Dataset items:
========================
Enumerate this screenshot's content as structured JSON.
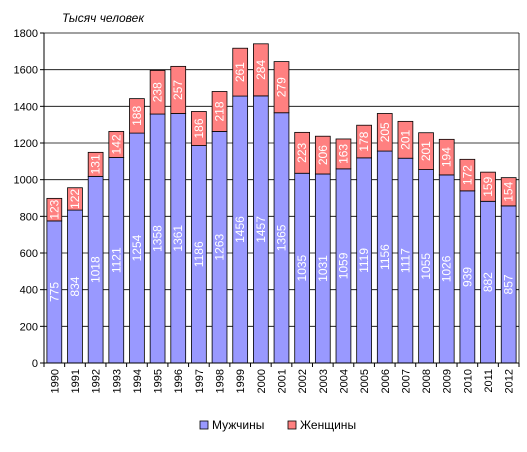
{
  "chart_data": {
    "type": "bar",
    "stacked": true,
    "ylabel": "Тысяч человек",
    "ylim": [
      0,
      1800
    ],
    "yticks": [
      0,
      200,
      400,
      600,
      800,
      1000,
      1200,
      1400,
      1600,
      1800
    ],
    "grid": true,
    "legend_position": "bottom",
    "categories": [
      "1990",
      "1991",
      "1992",
      "1993",
      "1994",
      "1995",
      "1996",
      "1997",
      "1998",
      "1999",
      "2000",
      "2001",
      "2002",
      "2003",
      "2004",
      "2005",
      "2006",
      "2007",
      "2008",
      "2009",
      "2010",
      "2011",
      "2012"
    ],
    "series": [
      {
        "name": "Мужчины",
        "color": "#9999ff",
        "values": [
          775,
          834,
          1018,
          1121,
          1254,
          1358,
          1361,
          1186,
          1263,
          1456,
          1457,
          1365,
          1035,
          1031,
          1059,
          1119,
          1156,
          1117,
          1055,
          1026,
          939,
          882,
          857
        ]
      },
      {
        "name": "Женщины",
        "color": "#ff8080",
        "values": [
          123,
          122,
          131,
          142,
          188,
          238,
          257,
          186,
          218,
          261,
          284,
          279,
          223,
          206,
          163,
          178,
          205,
          201,
          201,
          194,
          172,
          159,
          154
        ]
      }
    ]
  }
}
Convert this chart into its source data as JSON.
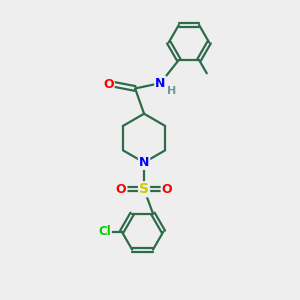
{
  "bg_color": "#eeeeee",
  "bond_color": "#2d6b4a",
  "bond_width": 1.6,
  "atom_colors": {
    "O": "#ff0000",
    "N": "#0000ff",
    "H": "#6b9999",
    "S": "#cccc00",
    "Cl": "#00cc00",
    "C": "#2d6b4a"
  },
  "figsize": [
    3.0,
    3.0
  ],
  "dpi": 100
}
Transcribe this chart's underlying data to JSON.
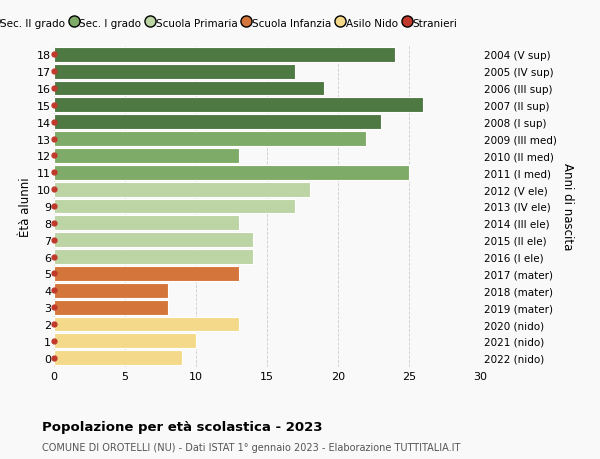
{
  "ages": [
    18,
    17,
    16,
    15,
    14,
    13,
    12,
    11,
    10,
    9,
    8,
    7,
    6,
    5,
    4,
    3,
    2,
    1,
    0
  ],
  "values": [
    24,
    17,
    19,
    26,
    23,
    22,
    13,
    25,
    18,
    17,
    13,
    14,
    14,
    13,
    8,
    8,
    13,
    10,
    9
  ],
  "right_labels": [
    "2004 (V sup)",
    "2005 (IV sup)",
    "2006 (III sup)",
    "2007 (II sup)",
    "2008 (I sup)",
    "2009 (III med)",
    "2010 (II med)",
    "2011 (I med)",
    "2012 (V ele)",
    "2013 (IV ele)",
    "2014 (III ele)",
    "2015 (II ele)",
    "2016 (I ele)",
    "2017 (mater)",
    "2018 (mater)",
    "2019 (mater)",
    "2020 (nido)",
    "2021 (nido)",
    "2022 (nido)"
  ],
  "bar_colors": [
    "#4f7942",
    "#4f7942",
    "#4f7942",
    "#4f7942",
    "#4f7942",
    "#7fab68",
    "#7fab68",
    "#7fab68",
    "#bdd4a4",
    "#bdd4a4",
    "#bdd4a4",
    "#bdd4a4",
    "#bdd4a4",
    "#d4763b",
    "#d4763b",
    "#d4763b",
    "#f5d98b",
    "#f5d98b",
    "#f5d98b"
  ],
  "legend_labels": [
    "Sec. II grado",
    "Sec. I grado",
    "Scuola Primaria",
    "Scuola Infanzia",
    "Asilo Nido",
    "Stranieri"
  ],
  "legend_colors": [
    "#4f7942",
    "#7fab68",
    "#bdd4a4",
    "#d4763b",
    "#f5d98b",
    "#c0392b"
  ],
  "stranieri_marker_color": "#c0392b",
  "ylabel_text": "Ètà alunni",
  "right_ylabel_text": "Anni di nascita",
  "title": "Popolazione per età scolastica - 2023",
  "subtitle": "COMUNE DI OROTELLI (NU) - Dati ISTAT 1° gennaio 2023 - Elaborazione TUTTITALIA.IT",
  "xlim": [
    0,
    30
  ],
  "xticks": [
    0,
    5,
    10,
    15,
    20,
    25,
    30
  ],
  "background_color": "#f9f9f9",
  "grid_color": "#cccccc",
  "bar_edge_color": "#ffffff",
  "bar_height": 0.88
}
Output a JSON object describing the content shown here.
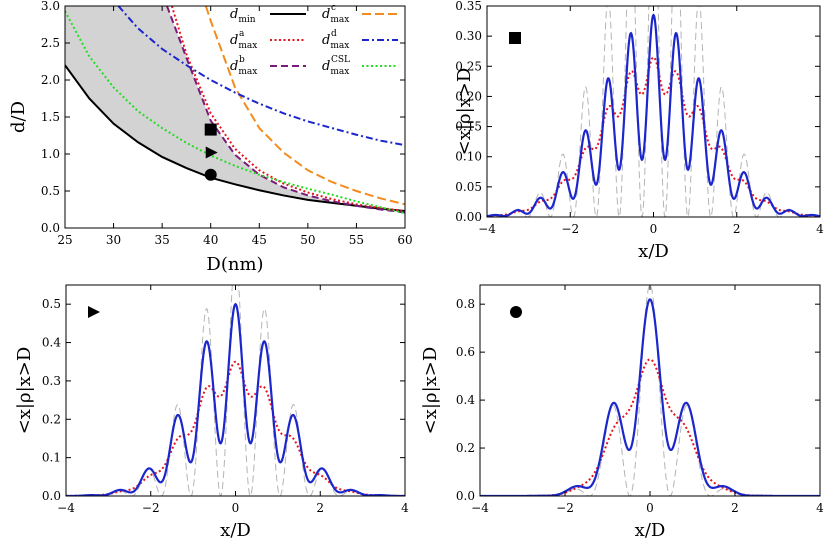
{
  "chart_data": [
    {
      "type": "line",
      "panel": "d_vs_D",
      "xlabel": "D(nm)",
      "ylabel": "d/D",
      "xlim": [
        25,
        60
      ],
      "ylim": [
        0,
        3.0
      ],
      "xticks": [
        "25",
        "30",
        "35",
        "40",
        "45",
        "50",
        "55",
        "60"
      ],
      "yticks": [
        "0.0",
        "0.5",
        "1.0",
        "1.5",
        "2.0",
        "2.5",
        "3.0"
      ],
      "shaded_region": "between d_min and d_max^b, grey",
      "series": [
        {
          "name": "d_min",
          "label_main": "d",
          "label_sub": "min",
          "label_sup": "",
          "color": "#000000",
          "style": "solid",
          "x": [
            25,
            27.5,
            30,
            32.5,
            35,
            37.5,
            40,
            42.5,
            45,
            47.5,
            50,
            52.5,
            55,
            57.5,
            60
          ],
          "y": [
            2.2,
            1.75,
            1.41,
            1.16,
            0.96,
            0.81,
            0.68,
            0.59,
            0.51,
            0.44,
            0.38,
            0.34,
            0.3,
            0.26,
            0.23
          ]
        },
        {
          "name": "d_max^a",
          "label_main": "d",
          "label_sub": "max",
          "label_sup": "a",
          "color": "#e8141c",
          "style": "dotted",
          "x": [
            36,
            37.5,
            40,
            42.5,
            45,
            47.5,
            50,
            52.5,
            55,
            57.5,
            60
          ],
          "y": [
            3.0,
            2.35,
            1.55,
            1.07,
            0.78,
            0.6,
            0.48,
            0.39,
            0.32,
            0.27,
            0.23
          ]
        },
        {
          "name": "d_max^b",
          "label_main": "d",
          "label_sub": "max",
          "label_sup": "b",
          "color": "#7a1a7a",
          "style": "dashed",
          "x": [
            35.5,
            37.5,
            40,
            42.5,
            45,
            47.5,
            50,
            52.5,
            55,
            57.5,
            60
          ],
          "y": [
            3.0,
            2.3,
            1.45,
            0.99,
            0.72,
            0.55,
            0.44,
            0.36,
            0.3,
            0.25,
            0.21
          ]
        },
        {
          "name": "d_max^c",
          "label_main": "d",
          "label_sub": "max",
          "label_sup": "c",
          "color": "#f28c1e",
          "style": "longdash",
          "x": [
            39.5,
            40,
            42.5,
            45,
            47.5,
            50,
            52.5,
            55,
            57.5,
            60
          ],
          "y": [
            3.0,
            2.8,
            1.9,
            1.35,
            1.02,
            0.78,
            0.62,
            0.5,
            0.4,
            0.32
          ]
        },
        {
          "name": "d_max^d",
          "label_main": "d",
          "label_sub": "max",
          "label_sup": "d",
          "color": "#1b27cc",
          "style": "dashdot",
          "x": [
            30.5,
            32.5,
            35,
            37.5,
            40,
            42.5,
            45,
            47.5,
            50,
            52.5,
            55,
            57.5,
            60
          ],
          "y": [
            3.0,
            2.7,
            2.42,
            2.2,
            2.0,
            1.83,
            1.68,
            1.55,
            1.44,
            1.35,
            1.26,
            1.18,
            1.12
          ]
        },
        {
          "name": "d_max^CSL",
          "label_main": "d",
          "label_sub": "max",
          "label_sup": "CSL",
          "color": "#22dd22",
          "style": "dotted",
          "x": [
            25,
            27.5,
            30,
            32.5,
            35,
            37.5,
            40,
            42.5,
            45,
            47.5,
            50,
            52.5,
            55,
            57.5,
            60
          ],
          "y": [
            2.93,
            2.32,
            1.9,
            1.58,
            1.35,
            1.15,
            0.98,
            0.84,
            0.72,
            0.62,
            0.53,
            0.45,
            0.36,
            0.28,
            0.2
          ]
        }
      ],
      "markers": [
        {
          "shape": "square",
          "x": 40,
          "y": 1.33
        },
        {
          "shape": "triangle",
          "x": 40,
          "y": 1.02
        },
        {
          "shape": "circle",
          "x": 40,
          "y": 0.72
        }
      ]
    },
    {
      "type": "line",
      "panel": "square",
      "xlabel": "x/D",
      "ylabel": "<x|ρ|x>D",
      "xlim": [
        -4,
        4
      ],
      "ylim": [
        0,
        0.35
      ],
      "xticks": [
        "-4",
        "-2",
        "0",
        "2",
        "4"
      ],
      "yticks": [
        "0.00",
        "0.05",
        "0.10",
        "0.15",
        "0.20",
        "0.25",
        "0.30",
        "0.35"
      ],
      "marker": "square",
      "envelope_width": 1.2,
      "fringe_spacing": 0.55,
      "series": [
        {
          "name": "blue",
          "color": "#1b27cc",
          "style": "solid",
          "peak": 0.335
        },
        {
          "name": "red",
          "color": "#e8141c",
          "style": "dotted",
          "peak": 0.265
        },
        {
          "name": "grey",
          "color": "#b4b4b4",
          "style": "dashed",
          "peak": 0.55
        }
      ]
    },
    {
      "type": "line",
      "panel": "triangle",
      "xlabel": "x/D",
      "ylabel": "<x|ρ|x>D",
      "xlim": [
        -4,
        4
      ],
      "ylim": [
        0,
        0.55
      ],
      "xticks": [
        "-4",
        "-2",
        "0",
        "2",
        "4"
      ],
      "yticks": [
        "0.0",
        "0.1",
        "0.2",
        "0.3",
        "0.4",
        "0.5"
      ],
      "marker": "triangle",
      "envelope_width": 1.0,
      "fringe_spacing": 0.7,
      "series": [
        {
          "name": "blue",
          "color": "#1b27cc",
          "style": "solid",
          "peak": 0.5
        },
        {
          "name": "red",
          "color": "#e8141c",
          "style": "dotted",
          "peak": 0.35
        },
        {
          "name": "grey",
          "color": "#b4b4b4",
          "style": "dashed",
          "peak": 0.62
        }
      ]
    },
    {
      "type": "line",
      "panel": "circle",
      "xlabel": "x/D",
      "ylabel": "<x|ρ|x>D",
      "xlim": [
        -4,
        4
      ],
      "ylim": [
        0,
        0.88
      ],
      "xticks": [
        "-4",
        "-2",
        "0",
        "2",
        "4"
      ],
      "yticks": [
        "0.0",
        "0.2",
        "0.4",
        "0.6",
        "0.8"
      ],
      "marker": "circle",
      "envelope_width": 0.7,
      "fringe_spacing": 0.95,
      "series": [
        {
          "name": "blue",
          "color": "#1b27cc",
          "style": "solid",
          "peak": 0.82
        },
        {
          "name": "red",
          "color": "#e8141c",
          "style": "dotted",
          "peak": 0.57
        },
        {
          "name": "grey",
          "color": "#b4b4b4",
          "style": "dashed",
          "peak": 0.88
        }
      ]
    }
  ]
}
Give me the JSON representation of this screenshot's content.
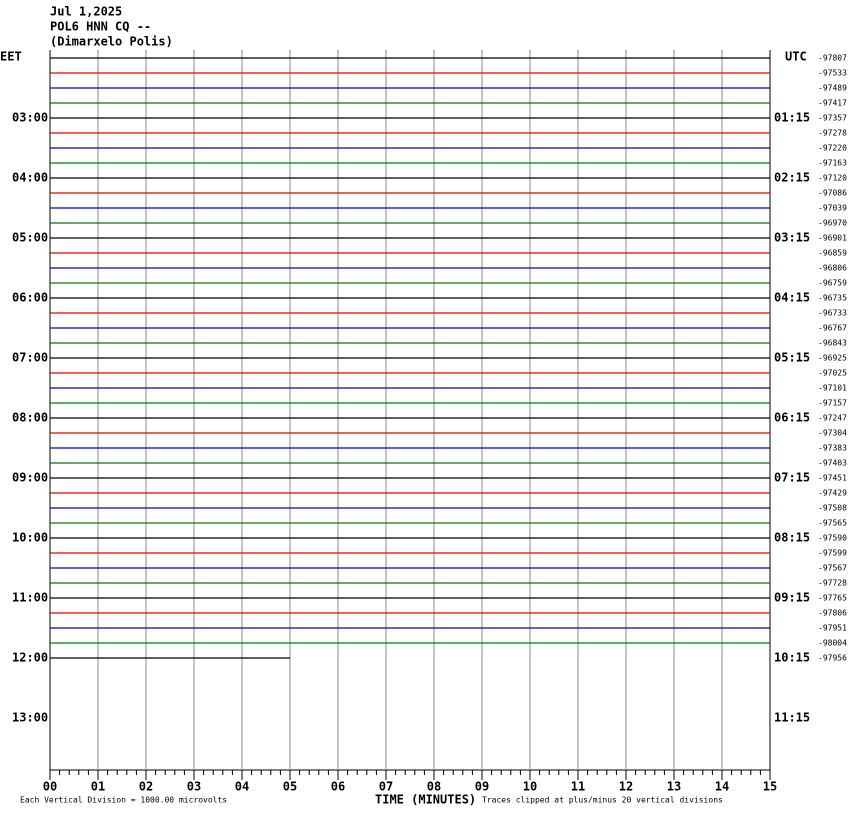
========================
Across all the entries, count the lines that contain the word "peak" and give the number by itself.

9